◆ Stored data entries ◆
** begin **

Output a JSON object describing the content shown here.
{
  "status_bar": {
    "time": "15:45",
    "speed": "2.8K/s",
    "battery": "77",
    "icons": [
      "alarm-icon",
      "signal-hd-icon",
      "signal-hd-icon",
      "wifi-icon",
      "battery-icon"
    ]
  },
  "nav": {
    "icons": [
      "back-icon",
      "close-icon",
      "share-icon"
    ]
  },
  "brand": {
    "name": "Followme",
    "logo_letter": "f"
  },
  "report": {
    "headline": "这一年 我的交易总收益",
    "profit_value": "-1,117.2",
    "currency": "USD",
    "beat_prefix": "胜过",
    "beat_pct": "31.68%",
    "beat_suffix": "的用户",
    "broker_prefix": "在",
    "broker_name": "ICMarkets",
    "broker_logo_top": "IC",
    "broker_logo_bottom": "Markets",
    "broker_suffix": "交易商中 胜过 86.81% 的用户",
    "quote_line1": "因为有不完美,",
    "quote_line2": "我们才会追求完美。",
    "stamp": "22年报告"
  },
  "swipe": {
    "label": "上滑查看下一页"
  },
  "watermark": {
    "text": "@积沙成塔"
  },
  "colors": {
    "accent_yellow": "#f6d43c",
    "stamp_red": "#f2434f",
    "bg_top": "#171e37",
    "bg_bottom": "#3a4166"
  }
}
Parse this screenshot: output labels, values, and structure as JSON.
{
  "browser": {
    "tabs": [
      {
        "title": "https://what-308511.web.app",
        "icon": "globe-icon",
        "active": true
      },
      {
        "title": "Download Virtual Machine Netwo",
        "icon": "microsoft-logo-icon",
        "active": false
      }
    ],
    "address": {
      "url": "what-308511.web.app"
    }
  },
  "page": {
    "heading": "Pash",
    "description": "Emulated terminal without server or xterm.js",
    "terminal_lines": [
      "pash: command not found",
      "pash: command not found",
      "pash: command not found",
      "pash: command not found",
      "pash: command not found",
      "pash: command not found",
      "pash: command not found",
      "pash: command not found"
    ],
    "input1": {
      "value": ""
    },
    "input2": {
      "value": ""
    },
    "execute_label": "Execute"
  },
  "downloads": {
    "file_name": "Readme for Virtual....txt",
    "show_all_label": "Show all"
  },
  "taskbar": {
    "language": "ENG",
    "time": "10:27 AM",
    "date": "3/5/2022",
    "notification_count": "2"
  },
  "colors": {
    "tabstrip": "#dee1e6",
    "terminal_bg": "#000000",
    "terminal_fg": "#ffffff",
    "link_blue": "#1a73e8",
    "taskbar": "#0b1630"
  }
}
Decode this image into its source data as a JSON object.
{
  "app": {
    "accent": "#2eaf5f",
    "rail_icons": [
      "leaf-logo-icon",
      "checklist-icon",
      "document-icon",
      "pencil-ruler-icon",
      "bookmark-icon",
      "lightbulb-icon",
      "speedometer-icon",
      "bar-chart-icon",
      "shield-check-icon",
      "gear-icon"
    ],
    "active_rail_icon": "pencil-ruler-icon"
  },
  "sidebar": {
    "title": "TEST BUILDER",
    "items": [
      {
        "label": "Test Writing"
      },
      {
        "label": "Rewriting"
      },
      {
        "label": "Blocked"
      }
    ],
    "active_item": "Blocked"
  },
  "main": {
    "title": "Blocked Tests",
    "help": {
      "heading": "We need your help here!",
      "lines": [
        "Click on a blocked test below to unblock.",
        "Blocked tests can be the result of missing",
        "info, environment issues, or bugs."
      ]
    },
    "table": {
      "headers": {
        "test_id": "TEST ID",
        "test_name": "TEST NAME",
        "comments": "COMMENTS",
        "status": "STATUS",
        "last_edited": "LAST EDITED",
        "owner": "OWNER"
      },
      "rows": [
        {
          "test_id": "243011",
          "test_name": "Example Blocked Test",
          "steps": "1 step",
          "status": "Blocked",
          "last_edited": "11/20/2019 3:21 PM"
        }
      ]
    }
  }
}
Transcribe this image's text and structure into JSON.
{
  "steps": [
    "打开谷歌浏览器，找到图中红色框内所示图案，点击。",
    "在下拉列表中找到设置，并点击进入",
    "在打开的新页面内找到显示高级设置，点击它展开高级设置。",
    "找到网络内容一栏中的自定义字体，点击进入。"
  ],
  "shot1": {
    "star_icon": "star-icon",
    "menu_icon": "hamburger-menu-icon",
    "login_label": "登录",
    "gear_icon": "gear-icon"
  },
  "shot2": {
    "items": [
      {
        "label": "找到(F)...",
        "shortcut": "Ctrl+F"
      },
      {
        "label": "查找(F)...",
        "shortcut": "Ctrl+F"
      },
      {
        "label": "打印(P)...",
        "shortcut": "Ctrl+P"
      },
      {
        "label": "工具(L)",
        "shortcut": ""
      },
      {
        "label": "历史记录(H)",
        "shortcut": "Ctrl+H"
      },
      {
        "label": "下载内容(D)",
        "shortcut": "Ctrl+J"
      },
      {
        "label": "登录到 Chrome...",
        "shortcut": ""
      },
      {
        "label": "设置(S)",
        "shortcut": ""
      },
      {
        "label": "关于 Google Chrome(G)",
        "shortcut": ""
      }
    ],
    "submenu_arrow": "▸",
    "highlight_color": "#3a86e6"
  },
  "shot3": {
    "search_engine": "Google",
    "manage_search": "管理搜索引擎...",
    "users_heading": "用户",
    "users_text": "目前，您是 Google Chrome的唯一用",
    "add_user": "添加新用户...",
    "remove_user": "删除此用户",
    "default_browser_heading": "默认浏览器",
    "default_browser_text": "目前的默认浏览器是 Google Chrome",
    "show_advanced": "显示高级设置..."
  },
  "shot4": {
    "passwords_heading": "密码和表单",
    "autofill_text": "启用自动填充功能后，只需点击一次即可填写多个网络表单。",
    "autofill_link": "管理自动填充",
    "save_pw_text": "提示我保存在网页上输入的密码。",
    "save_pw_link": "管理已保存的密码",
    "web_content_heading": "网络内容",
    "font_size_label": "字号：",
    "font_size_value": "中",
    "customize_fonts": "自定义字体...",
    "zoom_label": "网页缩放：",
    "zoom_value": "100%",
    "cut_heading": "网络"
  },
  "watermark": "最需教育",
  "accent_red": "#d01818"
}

** end **

◆ Requirement ◆
Go over the records above and tally each line that includes "here". Give the total by itself.

◆ Exercise result ◆
2